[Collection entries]
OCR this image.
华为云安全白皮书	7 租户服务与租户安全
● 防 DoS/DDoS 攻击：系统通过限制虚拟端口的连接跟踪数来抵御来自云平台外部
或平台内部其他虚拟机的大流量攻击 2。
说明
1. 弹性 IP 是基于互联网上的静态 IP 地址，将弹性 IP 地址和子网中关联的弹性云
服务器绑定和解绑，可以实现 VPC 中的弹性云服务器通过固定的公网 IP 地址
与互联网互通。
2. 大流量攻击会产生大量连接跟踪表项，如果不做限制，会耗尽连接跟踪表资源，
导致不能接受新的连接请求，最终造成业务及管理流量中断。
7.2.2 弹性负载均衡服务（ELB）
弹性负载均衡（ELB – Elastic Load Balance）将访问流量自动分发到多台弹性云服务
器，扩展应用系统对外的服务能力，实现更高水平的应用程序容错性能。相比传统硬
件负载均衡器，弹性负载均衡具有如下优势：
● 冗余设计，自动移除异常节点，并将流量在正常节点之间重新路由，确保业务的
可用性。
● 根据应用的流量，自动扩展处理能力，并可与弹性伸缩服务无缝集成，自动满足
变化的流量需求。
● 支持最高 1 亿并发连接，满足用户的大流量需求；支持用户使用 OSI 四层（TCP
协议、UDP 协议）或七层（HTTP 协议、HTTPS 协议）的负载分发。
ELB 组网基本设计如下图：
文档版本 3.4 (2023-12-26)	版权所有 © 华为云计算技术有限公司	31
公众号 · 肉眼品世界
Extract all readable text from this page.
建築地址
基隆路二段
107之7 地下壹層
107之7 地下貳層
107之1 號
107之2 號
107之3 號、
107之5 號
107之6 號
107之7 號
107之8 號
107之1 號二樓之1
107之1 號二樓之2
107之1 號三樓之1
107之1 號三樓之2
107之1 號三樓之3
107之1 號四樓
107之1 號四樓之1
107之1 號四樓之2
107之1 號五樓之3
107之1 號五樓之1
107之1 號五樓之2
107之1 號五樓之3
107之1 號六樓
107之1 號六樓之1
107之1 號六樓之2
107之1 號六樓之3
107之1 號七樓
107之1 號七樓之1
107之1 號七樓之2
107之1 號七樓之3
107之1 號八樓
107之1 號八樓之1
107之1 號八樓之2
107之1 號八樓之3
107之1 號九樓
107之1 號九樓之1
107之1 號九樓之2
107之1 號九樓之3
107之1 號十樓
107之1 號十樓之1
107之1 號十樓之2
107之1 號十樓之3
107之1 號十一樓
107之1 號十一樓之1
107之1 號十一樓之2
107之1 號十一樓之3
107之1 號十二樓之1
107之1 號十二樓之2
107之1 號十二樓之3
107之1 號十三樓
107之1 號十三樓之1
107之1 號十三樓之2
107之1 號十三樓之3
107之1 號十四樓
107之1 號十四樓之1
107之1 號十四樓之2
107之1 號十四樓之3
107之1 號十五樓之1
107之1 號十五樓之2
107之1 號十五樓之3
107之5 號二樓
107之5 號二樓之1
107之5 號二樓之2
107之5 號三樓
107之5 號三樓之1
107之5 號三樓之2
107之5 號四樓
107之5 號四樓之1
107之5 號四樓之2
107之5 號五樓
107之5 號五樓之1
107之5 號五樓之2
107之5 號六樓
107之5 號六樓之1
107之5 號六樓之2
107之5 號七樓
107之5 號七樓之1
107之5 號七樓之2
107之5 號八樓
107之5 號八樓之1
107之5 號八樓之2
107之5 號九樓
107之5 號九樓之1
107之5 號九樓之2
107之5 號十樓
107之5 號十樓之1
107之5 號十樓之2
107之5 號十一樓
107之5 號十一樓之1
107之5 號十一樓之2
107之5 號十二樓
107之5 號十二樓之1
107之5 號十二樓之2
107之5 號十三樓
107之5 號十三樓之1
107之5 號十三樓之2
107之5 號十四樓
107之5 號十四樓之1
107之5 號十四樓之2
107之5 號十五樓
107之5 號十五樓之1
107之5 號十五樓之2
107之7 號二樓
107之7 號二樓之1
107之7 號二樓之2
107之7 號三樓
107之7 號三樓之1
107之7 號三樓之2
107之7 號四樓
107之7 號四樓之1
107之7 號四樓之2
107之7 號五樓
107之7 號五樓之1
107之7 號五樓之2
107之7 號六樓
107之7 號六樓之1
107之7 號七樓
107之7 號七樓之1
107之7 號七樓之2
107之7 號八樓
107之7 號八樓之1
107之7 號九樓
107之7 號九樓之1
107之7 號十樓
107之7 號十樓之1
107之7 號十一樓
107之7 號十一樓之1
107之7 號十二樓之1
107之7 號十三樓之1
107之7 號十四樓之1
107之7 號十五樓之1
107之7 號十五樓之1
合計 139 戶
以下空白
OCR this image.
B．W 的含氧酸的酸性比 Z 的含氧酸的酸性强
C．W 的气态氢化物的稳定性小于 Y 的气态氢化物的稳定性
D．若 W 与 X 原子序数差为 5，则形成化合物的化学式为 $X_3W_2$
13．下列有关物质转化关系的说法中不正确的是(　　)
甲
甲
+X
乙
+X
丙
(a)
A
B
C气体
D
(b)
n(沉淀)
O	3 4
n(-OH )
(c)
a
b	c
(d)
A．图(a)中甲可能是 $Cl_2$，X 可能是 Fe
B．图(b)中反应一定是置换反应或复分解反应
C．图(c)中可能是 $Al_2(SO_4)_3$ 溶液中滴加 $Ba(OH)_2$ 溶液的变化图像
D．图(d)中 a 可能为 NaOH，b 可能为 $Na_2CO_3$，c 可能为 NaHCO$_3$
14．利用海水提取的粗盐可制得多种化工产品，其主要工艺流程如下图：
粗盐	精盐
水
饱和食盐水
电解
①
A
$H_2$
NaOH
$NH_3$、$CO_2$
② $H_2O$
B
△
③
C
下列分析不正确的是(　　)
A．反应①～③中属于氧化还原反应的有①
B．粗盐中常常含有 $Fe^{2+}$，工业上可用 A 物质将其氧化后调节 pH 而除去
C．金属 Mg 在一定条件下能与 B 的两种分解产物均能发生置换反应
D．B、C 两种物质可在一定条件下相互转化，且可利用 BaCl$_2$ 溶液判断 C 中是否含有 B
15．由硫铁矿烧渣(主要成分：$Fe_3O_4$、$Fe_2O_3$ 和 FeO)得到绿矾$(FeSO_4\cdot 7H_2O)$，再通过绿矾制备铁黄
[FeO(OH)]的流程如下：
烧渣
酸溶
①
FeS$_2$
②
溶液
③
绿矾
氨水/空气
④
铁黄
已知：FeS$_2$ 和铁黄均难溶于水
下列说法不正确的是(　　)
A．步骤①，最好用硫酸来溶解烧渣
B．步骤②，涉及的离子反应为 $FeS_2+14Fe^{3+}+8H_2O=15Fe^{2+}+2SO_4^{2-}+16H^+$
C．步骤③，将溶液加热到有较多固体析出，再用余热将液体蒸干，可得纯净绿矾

#### TASK INSTRUCTIONS:
All of the data must be returned exactly.

#### WRITTEN SOLUTION:
OCR this image.
华为云安全白皮书	7 租户服务与租户安全
● 防 DoS/DDoS 攻击：系统通过限制虚拟端口的连接跟踪数来抵御来自云平台外部
或平台内部其他虚拟机的大流量攻击 2。
说明
1. 弹性 IP 是基于互联网上的静态 IP 地址，将弹性 IP 地址和子网中关联的弹性云
服务器绑定和解绑，可以实现 VPC 中的弹性云服务器通过固定的公网 IP 地址
与互联网互通。
2. 大流量攻击会产生大量连接跟踪表项，如果不做限制，会耗尽连接跟踪表资源，
导致不能接受新的连接请求，最终造成业务及管理流量中断。
7.2.2 弹性负载均衡服务（ELB）
弹性负载均衡（ELB – Elastic Load Balance）将访问流量自动分发到多台弹性云服务
器，扩展应用系统对外的服务能力，实现更高水平的应用程序容错性能。相比传统硬
件负载均衡器，弹性负载均衡具有如下优势：
● 冗余设计，自动移除异常节点，并将流量在正常节点之间重新路由，确保业务的
可用性。
● 根据应用的流量，自动扩展处理能力，并可与弹性伸缩服务无缝集成，自动满足
变化的流量需求。
● 支持最高 1 亿并发连接，满足用户的大流量需求；支持用户使用 OSI 四层（TCP
协议、UDP 协议）或七层（HTTP 协议、HTTPS 协议）的负载分发。
ELB 组网基本设计如下图：
文档版本 3.4 (2023-12-26)	版权所有 © 华为云计算技术有限公司	31
公众号 · 肉眼品世界
Extract all readable text from this page.
建築地址
基隆路二段
107之7 地下壹層
107之7 地下貳層
107之1 號
107之2 號
107之3 號、
107之5 號
107之6 號
107之7 號
107之8 號
107之1 號二樓之1
107之1 號二樓之2
107之1 號三樓之1
107之1 號三樓之2
107之1 號三樓之3
107之1 號四樓
107之1 號四樓之1
107之1 號四樓之2
107之1 號五樓之3
107之1 號五樓之1
107之1 號五樓之2
107之1 號五樓之3
107之1 號六樓
107之1 號六樓之1
107之1 號六樓之2
107之1 號六樓之3
107之1 號七樓
107之1 號七樓之1
107之1 號七樓之2
107之1 號七樓之3
107之1 號八樓
107之1 號八樓之1
107之1 號八樓之2
107之1 號八樓之3
107之1 號九樓
107之1 號九樓之1
107之1 號九樓之2
107之1 號九樓之3
107之1 號十樓
107之1 號十樓之1
107之1 號十樓之2
107之1 號十樓之3
107之1 號十一樓
107之1 號十一樓之1
107之1 號十一樓之2
107之1 號十一樓之3
107之1 號十二樓之1
107之1 號十二樓之2
107之1 號十二樓之3
107之1 號十三樓
107之1 號十三樓之1
107之1 號十三樓之2
107之1 號十三樓之3
107之1 號十四樓
107之1 號十四樓之1
107之1 號十四樓之2
107之1 號十四樓之3
107之1 號十五樓之1
107之1 號十五樓之2
107之1 號十五樓之3
107之5 號二樓
107之5 號二樓之1
107之5 號二樓之2
107之5 號三樓
107之5 號三樓之1
107之5 號三樓之2
107之5 號四樓
107之5 號四樓之1
107之5 號四樓之2
107之5 號五樓
107之5 號五樓之1
107之5 號五樓之2
107之5 號六樓
107之5 號六樓之1
107之5 號六樓之2
107之5 號七樓
107之5 號七樓之1
107之5 號七樓之2
107之5 號八樓
107之5 號八樓之1
107之5 號八樓之2
107之5 號九樓
107之5 號九樓之1
107之5 號九樓之2
107之5 號十樓
107之5 號十樓之1
107之5 號十樓之2
107之5 號十一樓
107之5 號十一樓之1
107之5 號十一樓之2
107之5 號十二樓
107之5 號十二樓之1
107之5 號十二樓之2
107之5 號十三樓
107之5 號十三樓之1
107之5 號十三樓之2
107之5 號十四樓
107之5 號十四樓之1
107之5 號十四樓之2
107之5 號十五樓
107之5 號十五樓之1
107之5 號十五樓之2
107之7 號二樓
107之7 號二樓之1
107之7 號二樓之2
107之7 號三樓
107之7 號三樓之1
107之7 號三樓之2
107之7 號四樓
107之7 號四樓之1
107之7 號四樓之2
107之7 號五樓
107之7 號五樓之1
107之7 號五樓之2
107之7 號六樓
107之7 號六樓之1
107之7 號七樓
107之7 號七樓之1
107之7 號七樓之2
107之7 號八樓
107之7 號八樓之1
107之7 號九樓
107之7 號九樓之1
107之7 號十樓
107之7 號十樓之1
107之7 號十一樓
107之7 號十一樓之1
107之7 號十二樓之1
107之7 號十三樓之1
107之7 號十四樓之1
107之7 號十五樓之1
107之7 號十五樓之1
合計 139 戶
以下空白
OCR this image.
B．W 的含氧酸的酸性比 Z 的含氧酸的酸性强
C．W 的气态氢化物的稳定性小于 Y 的气态氢化物的稳定性
D．若 W 与 X 原子序数差为 5，则形成化合物的化学式为 $X_3W_2$
13．下列有关物质转化关系的说法中不正确的是(　　)
甲
甲
+X
乙
+X
丙
(a)
A
B
C气体
D
(b)
n(沉淀)
O	3 4
n(-OH )
(c)
a
b	c
(d)
A．图(a)中甲可能是 $Cl_2$，X 可能是 Fe
B．图(b)中反应一定是置换反应或复分解反应
C．图(c)中可能是 $Al_2(SO_4)_3$ 溶液中滴加 $Ba(OH)_2$ 溶液的变化图像
D．图(d)中 a 可能为 NaOH，b 可能为 $Na_2CO_3$，c 可能为 NaHCO$_3$
14．利用海水提取的粗盐可制得多种化工产品，其主要工艺流程如下图：
粗盐	精盐
水
饱和食盐水
电解
①
A
$H_2$
NaOH
$NH_3$、$CO_2$
② $H_2O$
B
△
③
C
下列分析不正确的是(　　)
A．反应①～③中属于氧化还原反应的有①
B．粗盐中常常含有 $Fe^{2+}$，工业上可用 A 物质将其氧化后调节 pH 而除去
C．金属 Mg 在一定条件下能与 B 的两种分解产物均能发生置换反应
D．B、C 两种物质可在一定条件下相互转化，且可利用 BaCl$_2$ 溶液判断 C 中是否含有 B
15．由硫铁矿烧渣(主要成分：$Fe_3O_4$、$Fe_2O_3$ 和 FeO)得到绿矾$(FeSO_4\cdot 7H_2O)$，再通过绿矾制备铁黄
[FeO(OH)]的流程如下：
烧渣
酸溶
①
FeS$_2$
②
溶液
③
绿矾
氨水/空气
④
铁黄
已知：FeS$_2$ 和铁黄均难溶于水
下列说法不正确的是(　　)
A．步骤①，最好用硫酸来溶解烧渣
B．步骤②，涉及的离子反应为 $FeS_2+14Fe^{3+}+8H_2O=15Fe^{2+}+2SO_4^{2-}+16H^+$
C．步骤③，将溶液加热到有较多固体析出，再用余热将液体蒸干，可得纯净绿矾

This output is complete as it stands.